**Task statement**: From the listing below, copy every line with the word "JSON".
+++ Data entries +++
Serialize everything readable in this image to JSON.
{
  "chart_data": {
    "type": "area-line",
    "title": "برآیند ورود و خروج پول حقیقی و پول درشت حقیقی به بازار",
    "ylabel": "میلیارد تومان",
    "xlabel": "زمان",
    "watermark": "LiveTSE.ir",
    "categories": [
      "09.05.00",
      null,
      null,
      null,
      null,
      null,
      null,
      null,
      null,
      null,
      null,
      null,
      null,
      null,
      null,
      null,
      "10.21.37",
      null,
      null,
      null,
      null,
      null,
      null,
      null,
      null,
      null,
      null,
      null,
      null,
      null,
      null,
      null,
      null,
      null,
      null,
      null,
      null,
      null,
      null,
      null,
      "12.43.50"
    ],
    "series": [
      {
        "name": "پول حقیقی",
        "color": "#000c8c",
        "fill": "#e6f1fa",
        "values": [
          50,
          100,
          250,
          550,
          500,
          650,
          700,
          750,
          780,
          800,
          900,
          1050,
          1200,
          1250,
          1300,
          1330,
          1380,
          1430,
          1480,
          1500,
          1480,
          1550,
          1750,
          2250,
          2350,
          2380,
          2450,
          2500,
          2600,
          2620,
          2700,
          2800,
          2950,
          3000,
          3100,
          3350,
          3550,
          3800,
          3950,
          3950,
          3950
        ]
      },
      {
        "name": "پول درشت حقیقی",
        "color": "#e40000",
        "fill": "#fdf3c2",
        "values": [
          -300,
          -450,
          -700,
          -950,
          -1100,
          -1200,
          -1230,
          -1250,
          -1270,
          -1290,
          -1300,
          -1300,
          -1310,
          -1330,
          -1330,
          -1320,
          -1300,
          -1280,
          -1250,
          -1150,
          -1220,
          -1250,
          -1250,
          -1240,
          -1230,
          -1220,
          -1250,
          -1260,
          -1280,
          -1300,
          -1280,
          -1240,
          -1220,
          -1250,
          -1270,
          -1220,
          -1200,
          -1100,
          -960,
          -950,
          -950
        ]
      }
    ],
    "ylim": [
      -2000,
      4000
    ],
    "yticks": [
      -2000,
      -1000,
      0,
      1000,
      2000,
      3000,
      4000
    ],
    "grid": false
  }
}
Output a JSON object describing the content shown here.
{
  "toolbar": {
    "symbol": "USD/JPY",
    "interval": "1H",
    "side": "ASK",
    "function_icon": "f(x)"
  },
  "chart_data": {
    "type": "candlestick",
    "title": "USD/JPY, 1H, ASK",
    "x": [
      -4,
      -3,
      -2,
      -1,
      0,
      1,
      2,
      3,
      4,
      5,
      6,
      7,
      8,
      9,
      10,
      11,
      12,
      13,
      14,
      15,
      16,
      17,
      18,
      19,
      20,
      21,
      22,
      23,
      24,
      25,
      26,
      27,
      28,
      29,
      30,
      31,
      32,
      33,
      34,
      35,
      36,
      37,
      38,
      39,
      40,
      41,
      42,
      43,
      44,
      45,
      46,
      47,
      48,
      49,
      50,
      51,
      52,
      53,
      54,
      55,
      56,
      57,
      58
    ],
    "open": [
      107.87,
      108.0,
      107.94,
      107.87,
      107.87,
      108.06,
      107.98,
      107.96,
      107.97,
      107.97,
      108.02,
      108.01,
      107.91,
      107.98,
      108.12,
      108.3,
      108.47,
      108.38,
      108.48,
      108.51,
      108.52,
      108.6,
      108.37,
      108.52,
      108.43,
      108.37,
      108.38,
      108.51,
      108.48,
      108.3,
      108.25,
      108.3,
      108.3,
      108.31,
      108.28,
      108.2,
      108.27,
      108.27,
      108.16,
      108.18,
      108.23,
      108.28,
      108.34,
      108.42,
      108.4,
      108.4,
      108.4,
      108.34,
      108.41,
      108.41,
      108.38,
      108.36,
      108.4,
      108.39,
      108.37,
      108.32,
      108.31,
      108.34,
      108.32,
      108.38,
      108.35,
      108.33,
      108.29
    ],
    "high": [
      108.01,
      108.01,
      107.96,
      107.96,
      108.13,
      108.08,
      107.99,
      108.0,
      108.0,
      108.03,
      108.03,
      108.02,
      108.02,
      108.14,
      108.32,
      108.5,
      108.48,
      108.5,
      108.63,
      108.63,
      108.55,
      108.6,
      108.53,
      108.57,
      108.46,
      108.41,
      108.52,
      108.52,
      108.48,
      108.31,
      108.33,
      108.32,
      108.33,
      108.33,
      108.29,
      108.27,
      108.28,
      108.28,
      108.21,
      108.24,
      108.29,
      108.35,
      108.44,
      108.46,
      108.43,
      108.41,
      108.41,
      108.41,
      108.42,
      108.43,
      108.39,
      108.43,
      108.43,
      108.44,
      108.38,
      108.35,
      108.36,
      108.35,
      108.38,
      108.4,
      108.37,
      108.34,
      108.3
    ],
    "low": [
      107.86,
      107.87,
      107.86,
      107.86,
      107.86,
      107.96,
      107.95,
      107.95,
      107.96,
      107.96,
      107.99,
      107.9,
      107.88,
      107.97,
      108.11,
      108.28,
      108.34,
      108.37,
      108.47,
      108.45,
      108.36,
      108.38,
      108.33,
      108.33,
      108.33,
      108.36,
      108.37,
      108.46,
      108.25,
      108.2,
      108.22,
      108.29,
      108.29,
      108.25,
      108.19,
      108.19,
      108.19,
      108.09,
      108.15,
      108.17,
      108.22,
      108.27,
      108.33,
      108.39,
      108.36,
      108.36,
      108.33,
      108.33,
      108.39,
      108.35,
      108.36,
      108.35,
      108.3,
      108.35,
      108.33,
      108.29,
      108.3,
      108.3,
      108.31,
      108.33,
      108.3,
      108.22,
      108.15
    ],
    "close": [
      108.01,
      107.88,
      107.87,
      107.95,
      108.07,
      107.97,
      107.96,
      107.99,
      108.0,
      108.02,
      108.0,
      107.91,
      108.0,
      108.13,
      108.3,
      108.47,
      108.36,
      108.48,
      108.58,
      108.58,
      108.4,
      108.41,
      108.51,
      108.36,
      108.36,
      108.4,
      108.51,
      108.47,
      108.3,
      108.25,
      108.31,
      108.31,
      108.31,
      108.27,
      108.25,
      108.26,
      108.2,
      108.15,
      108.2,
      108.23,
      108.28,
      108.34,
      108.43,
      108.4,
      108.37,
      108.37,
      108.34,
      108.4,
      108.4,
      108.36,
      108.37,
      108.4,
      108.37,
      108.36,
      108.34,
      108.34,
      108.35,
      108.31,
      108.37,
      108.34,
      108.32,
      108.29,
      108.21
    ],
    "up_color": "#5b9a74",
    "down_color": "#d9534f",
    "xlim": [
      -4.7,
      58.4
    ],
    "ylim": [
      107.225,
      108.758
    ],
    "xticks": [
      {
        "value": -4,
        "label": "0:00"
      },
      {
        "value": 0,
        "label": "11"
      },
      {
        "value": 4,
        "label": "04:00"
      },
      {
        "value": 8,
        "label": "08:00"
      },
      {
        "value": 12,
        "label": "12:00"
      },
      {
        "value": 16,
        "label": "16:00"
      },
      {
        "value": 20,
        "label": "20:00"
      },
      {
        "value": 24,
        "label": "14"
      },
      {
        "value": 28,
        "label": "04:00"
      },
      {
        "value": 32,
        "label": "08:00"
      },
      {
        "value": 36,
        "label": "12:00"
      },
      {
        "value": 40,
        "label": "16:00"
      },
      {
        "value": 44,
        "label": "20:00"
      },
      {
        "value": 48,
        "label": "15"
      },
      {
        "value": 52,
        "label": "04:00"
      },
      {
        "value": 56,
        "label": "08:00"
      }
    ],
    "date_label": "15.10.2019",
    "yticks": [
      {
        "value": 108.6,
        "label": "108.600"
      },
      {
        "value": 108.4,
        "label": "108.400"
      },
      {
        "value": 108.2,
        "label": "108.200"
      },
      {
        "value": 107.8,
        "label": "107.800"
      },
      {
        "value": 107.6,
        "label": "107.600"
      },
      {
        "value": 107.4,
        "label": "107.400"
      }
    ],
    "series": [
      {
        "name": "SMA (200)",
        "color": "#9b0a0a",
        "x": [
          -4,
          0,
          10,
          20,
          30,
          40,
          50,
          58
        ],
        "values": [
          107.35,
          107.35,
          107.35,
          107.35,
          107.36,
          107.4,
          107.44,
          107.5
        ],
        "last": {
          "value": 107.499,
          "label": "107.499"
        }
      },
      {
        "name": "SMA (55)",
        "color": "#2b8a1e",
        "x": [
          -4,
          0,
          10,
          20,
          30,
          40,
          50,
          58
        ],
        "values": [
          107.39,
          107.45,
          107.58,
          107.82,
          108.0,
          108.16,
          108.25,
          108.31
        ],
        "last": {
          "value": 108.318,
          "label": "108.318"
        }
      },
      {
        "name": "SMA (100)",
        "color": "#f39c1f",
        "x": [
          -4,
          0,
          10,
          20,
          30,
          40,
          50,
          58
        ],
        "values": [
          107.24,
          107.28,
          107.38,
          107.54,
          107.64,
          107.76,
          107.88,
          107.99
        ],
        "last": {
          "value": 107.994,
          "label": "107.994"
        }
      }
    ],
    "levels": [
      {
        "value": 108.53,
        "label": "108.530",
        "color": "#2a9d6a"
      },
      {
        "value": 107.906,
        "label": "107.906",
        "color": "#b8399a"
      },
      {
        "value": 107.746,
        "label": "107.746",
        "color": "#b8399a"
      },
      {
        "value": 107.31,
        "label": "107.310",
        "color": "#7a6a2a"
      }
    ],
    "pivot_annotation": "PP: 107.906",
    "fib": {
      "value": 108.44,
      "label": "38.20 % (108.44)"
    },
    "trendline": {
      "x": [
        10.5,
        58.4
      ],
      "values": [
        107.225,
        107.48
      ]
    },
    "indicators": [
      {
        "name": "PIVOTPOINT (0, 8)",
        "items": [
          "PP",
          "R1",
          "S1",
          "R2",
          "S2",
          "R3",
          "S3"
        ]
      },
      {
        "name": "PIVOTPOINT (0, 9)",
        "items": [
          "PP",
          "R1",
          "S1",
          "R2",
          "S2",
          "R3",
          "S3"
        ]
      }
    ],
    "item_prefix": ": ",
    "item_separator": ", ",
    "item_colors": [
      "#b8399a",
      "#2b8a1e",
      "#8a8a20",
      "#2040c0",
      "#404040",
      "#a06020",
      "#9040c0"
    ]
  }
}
+++
**The response**:
Serialize everything readable in this image to JSON.
Output a JSON object describing the content shown here.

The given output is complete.